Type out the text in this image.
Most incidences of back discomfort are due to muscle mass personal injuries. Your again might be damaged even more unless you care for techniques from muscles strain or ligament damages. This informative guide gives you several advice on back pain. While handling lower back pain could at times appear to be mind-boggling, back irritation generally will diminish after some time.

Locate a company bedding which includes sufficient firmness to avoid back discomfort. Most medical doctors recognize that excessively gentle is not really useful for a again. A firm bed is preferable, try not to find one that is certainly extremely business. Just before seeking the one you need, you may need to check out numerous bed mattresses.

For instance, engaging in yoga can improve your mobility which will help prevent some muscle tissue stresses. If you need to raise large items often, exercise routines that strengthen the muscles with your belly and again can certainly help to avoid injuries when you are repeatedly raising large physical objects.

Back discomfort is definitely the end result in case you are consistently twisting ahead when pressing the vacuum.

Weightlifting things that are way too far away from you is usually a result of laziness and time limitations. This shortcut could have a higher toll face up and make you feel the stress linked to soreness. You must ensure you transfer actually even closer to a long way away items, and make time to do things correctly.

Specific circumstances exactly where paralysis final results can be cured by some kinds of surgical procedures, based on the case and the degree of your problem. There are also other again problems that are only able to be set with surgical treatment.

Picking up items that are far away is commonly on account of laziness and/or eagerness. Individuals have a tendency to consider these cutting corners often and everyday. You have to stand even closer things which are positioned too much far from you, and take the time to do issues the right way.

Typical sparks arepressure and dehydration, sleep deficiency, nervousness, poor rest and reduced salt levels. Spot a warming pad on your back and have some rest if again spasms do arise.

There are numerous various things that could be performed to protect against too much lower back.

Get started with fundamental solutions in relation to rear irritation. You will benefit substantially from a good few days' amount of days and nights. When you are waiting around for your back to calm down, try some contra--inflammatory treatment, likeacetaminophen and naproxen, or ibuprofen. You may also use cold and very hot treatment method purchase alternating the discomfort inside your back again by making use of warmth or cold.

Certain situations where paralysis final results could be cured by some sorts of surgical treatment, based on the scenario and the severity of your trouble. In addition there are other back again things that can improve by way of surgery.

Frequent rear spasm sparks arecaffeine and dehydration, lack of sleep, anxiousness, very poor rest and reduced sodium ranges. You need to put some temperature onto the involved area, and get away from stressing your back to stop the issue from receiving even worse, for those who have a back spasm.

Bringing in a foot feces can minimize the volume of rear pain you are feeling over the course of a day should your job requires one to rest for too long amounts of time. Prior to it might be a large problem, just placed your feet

§

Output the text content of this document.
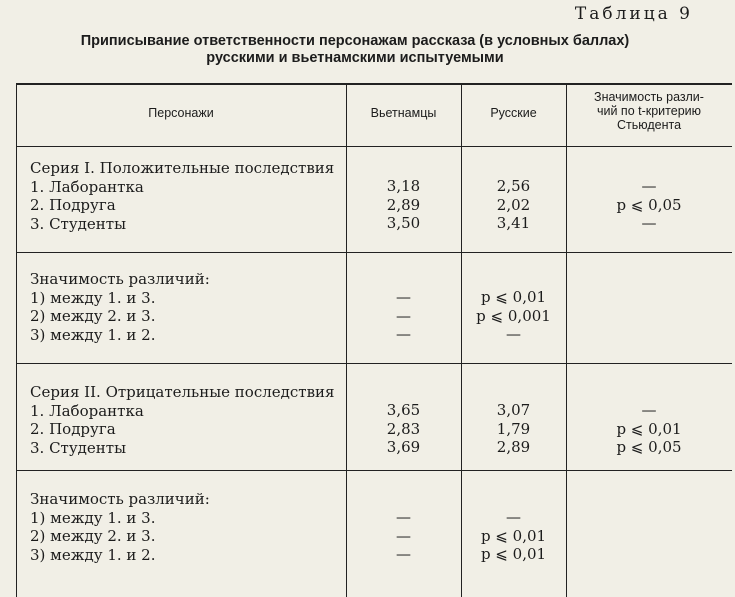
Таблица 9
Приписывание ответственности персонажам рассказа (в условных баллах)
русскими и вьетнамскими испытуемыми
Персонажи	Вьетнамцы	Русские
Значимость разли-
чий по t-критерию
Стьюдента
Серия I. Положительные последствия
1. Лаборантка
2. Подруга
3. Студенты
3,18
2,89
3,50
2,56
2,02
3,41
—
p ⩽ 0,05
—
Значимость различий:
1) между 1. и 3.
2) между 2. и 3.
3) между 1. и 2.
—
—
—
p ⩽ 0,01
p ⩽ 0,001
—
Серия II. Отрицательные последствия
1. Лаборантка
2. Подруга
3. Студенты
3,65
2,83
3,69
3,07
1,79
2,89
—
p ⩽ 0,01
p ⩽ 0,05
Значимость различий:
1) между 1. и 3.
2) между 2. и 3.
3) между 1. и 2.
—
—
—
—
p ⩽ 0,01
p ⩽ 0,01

§

**DIRECTIONS**
Search the data for the string "последствия" and copy each line where it appears.

**EXERCISE ANSWER**
Серия I. Положительные последствия
Серия II. Отрицательные последствия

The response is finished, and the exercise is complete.